## Problem requirements
Copy every line of the records below that holds the word "icon".

>> start

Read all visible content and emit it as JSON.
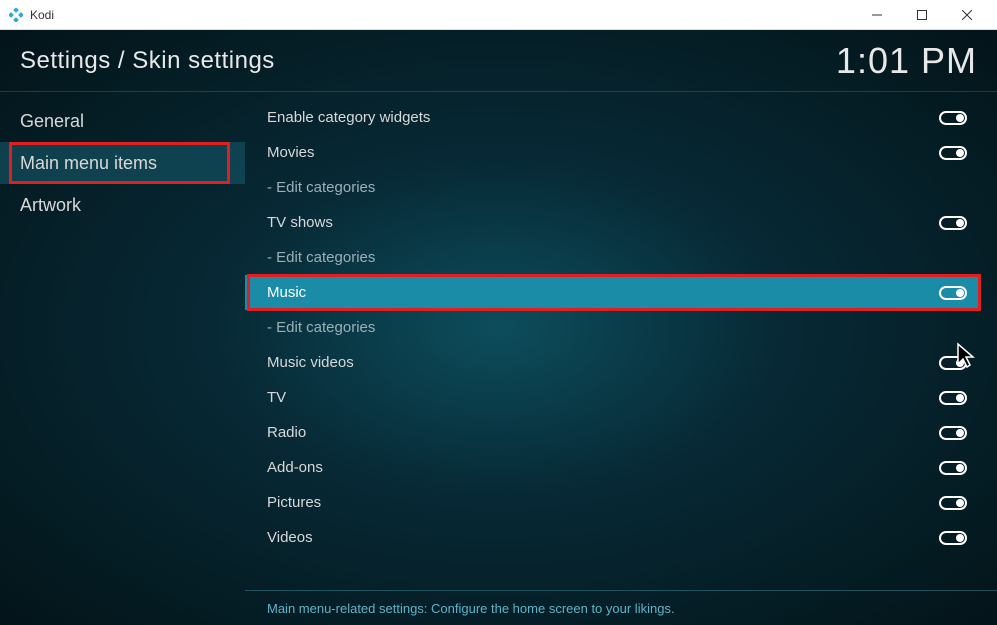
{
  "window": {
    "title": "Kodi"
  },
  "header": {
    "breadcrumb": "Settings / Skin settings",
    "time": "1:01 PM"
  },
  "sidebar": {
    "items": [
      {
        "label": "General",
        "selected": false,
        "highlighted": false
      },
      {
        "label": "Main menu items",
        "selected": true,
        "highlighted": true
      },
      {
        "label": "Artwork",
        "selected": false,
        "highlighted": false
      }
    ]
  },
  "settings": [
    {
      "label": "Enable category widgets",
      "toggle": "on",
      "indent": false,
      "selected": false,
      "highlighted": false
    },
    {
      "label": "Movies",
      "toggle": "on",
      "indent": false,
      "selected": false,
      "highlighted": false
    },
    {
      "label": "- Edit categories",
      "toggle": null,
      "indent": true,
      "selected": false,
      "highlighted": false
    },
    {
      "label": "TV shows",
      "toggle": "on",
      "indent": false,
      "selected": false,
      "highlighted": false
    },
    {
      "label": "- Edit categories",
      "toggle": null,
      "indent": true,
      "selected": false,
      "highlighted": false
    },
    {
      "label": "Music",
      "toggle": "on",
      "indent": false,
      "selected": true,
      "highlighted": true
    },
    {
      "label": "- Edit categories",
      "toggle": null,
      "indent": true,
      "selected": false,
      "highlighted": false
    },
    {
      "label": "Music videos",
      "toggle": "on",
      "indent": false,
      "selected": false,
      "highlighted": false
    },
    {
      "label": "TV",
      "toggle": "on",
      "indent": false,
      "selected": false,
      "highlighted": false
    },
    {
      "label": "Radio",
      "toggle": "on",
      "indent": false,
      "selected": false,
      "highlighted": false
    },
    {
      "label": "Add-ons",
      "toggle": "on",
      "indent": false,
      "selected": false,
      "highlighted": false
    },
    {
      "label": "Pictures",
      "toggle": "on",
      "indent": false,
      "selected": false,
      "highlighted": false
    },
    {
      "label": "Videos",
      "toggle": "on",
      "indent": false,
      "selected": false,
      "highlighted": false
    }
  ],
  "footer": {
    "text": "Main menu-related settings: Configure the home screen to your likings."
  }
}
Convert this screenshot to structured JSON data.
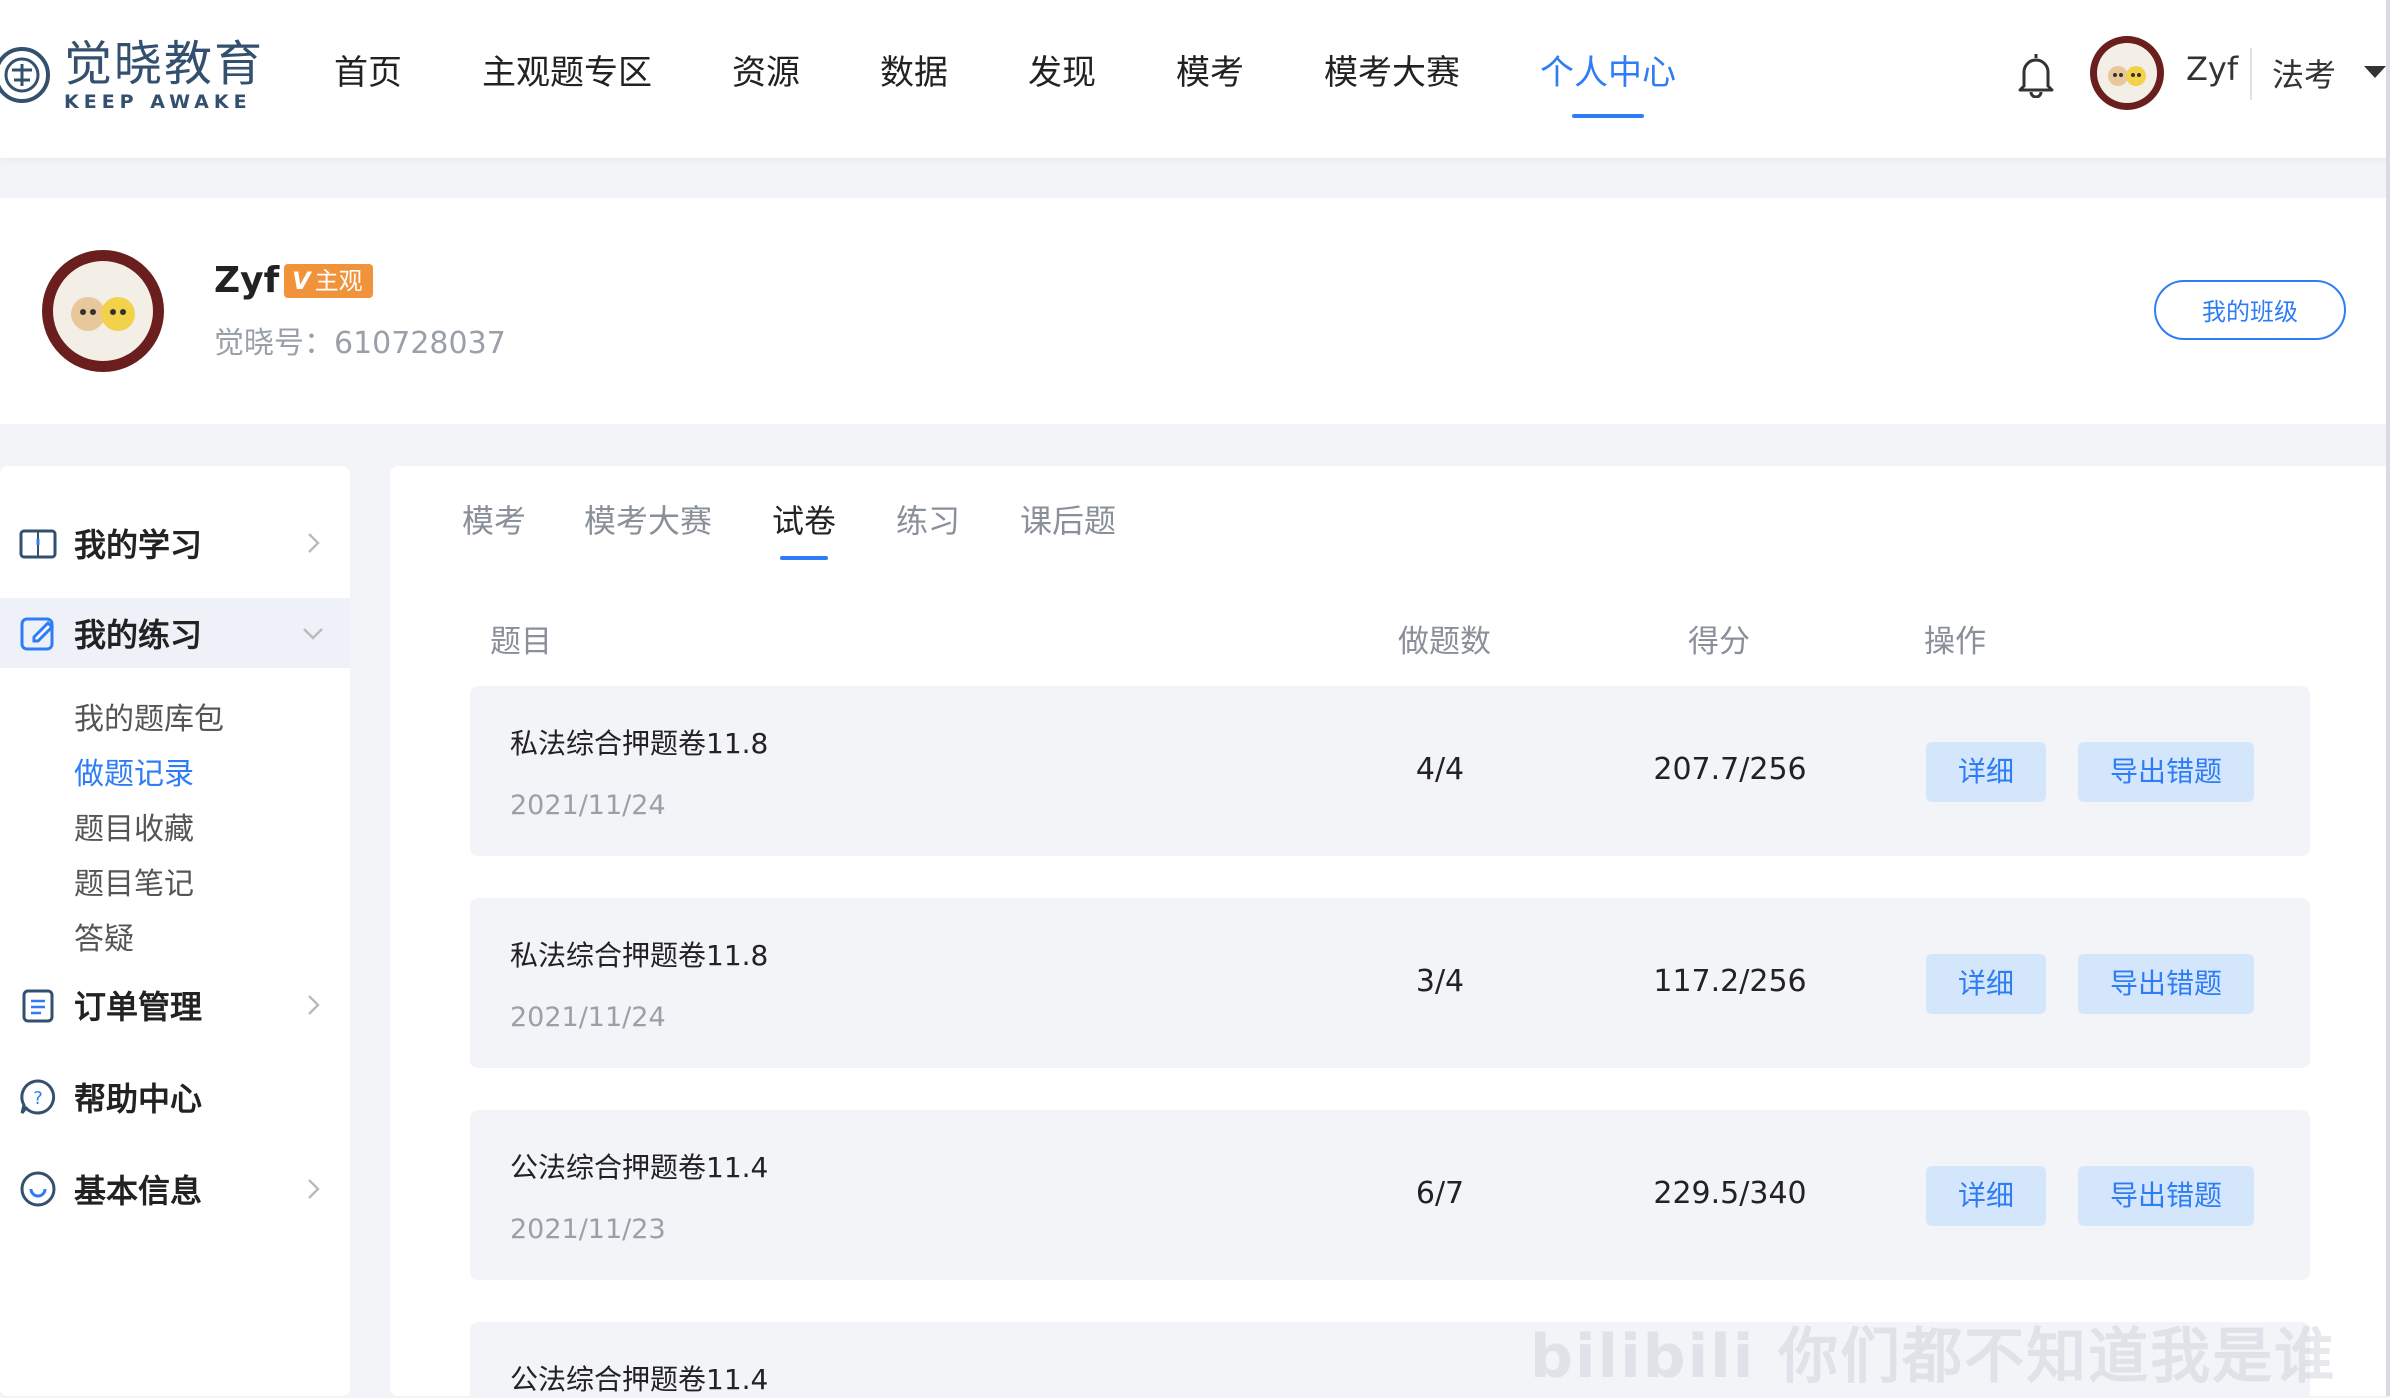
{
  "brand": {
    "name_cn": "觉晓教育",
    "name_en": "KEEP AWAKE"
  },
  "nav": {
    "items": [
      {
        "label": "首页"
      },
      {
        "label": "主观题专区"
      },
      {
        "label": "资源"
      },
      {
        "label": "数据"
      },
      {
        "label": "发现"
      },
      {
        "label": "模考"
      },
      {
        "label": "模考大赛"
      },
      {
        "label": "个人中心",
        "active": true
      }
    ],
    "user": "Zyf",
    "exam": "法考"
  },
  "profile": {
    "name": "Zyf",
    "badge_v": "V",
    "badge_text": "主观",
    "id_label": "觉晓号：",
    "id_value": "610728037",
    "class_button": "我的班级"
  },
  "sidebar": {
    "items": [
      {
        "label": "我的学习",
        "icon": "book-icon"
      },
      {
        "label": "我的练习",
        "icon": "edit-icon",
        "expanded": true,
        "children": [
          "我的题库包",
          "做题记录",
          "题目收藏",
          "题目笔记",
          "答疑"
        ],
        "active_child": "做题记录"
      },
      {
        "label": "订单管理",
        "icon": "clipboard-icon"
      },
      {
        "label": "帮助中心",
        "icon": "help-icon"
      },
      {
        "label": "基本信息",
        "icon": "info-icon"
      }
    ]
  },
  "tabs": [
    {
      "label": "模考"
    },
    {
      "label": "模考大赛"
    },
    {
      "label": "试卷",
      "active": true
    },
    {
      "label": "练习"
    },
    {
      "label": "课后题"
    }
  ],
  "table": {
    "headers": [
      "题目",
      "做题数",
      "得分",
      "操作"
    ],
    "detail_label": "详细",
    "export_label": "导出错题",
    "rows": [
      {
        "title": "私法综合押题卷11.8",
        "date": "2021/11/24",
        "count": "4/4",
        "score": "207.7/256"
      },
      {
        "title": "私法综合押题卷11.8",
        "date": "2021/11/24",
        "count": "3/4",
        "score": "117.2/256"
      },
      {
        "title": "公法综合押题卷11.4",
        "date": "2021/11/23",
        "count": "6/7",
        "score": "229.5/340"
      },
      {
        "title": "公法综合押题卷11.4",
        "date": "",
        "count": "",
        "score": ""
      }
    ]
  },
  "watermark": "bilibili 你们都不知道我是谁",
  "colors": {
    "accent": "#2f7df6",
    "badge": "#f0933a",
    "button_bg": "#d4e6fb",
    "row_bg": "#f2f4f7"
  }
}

>> end

## Written solution
        "icon": "book-icon"
        "icon": "edit-icon",
        "icon": "clipboard-icon"
        "icon": "help-icon"
        "icon": "info-icon"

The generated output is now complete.